*DATA ENTRIES*
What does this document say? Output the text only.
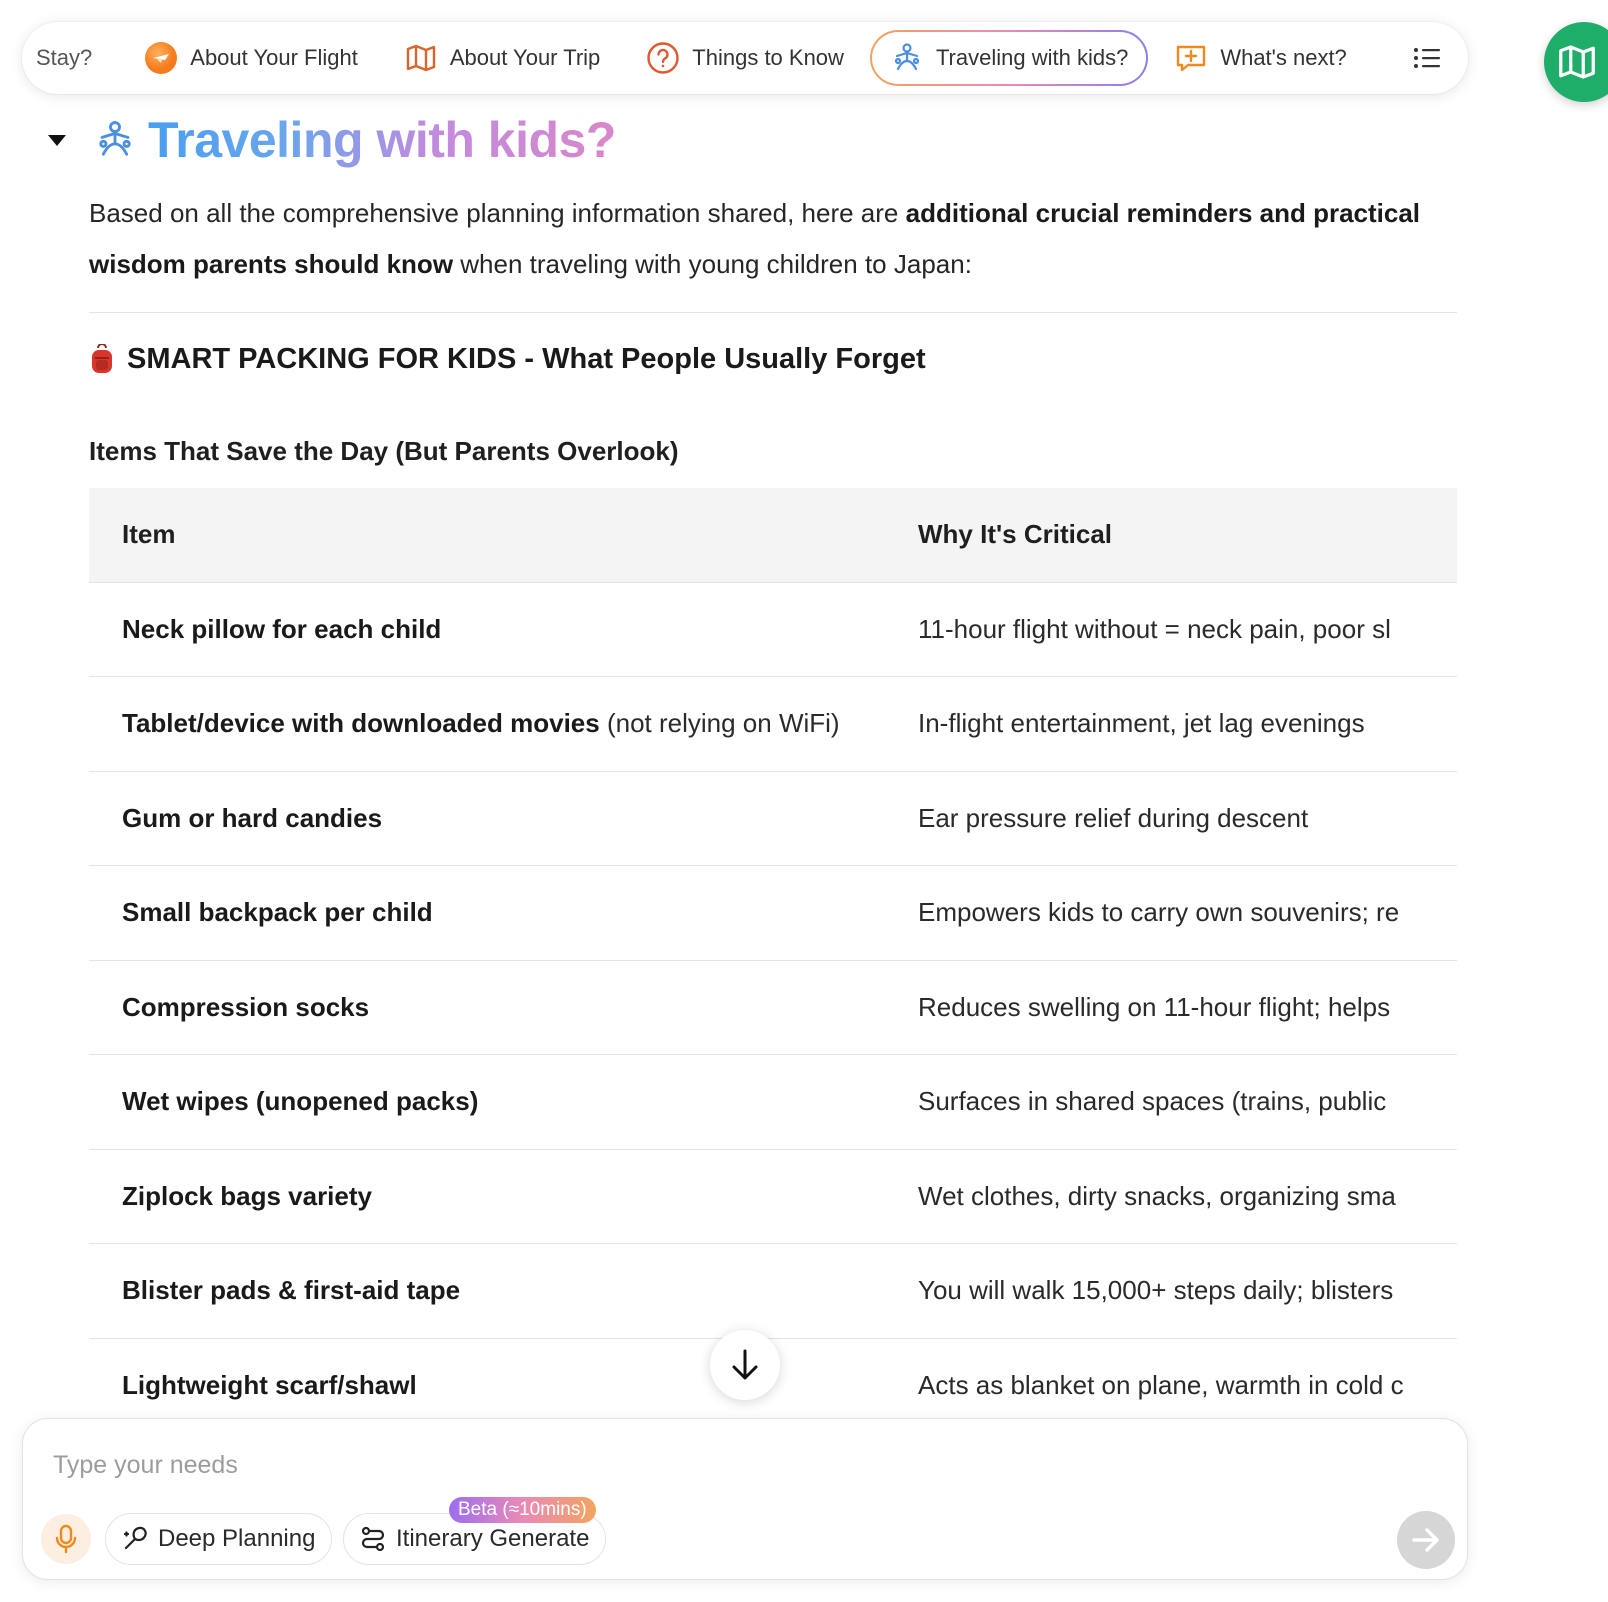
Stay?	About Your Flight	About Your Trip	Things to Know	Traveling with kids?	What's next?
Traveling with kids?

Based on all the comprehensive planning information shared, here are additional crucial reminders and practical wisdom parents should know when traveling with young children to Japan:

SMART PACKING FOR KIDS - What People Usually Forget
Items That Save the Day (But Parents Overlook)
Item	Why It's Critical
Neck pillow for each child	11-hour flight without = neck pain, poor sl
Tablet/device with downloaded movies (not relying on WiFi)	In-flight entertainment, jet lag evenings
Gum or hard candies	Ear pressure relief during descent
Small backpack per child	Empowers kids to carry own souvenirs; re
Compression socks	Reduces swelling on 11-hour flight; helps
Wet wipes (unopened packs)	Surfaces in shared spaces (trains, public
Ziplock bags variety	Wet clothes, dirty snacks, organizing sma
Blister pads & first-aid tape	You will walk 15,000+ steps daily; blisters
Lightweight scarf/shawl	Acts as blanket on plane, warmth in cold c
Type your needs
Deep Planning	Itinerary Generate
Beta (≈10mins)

*JOB*
Show every line from the entries above in which the word "hour" appears.

*REPLY TO THE TASK*
Neck pillow for each child	11-hour flight without = neck pain, poor sl
Compression socks	Reduces swelling on 11-hour flight; helps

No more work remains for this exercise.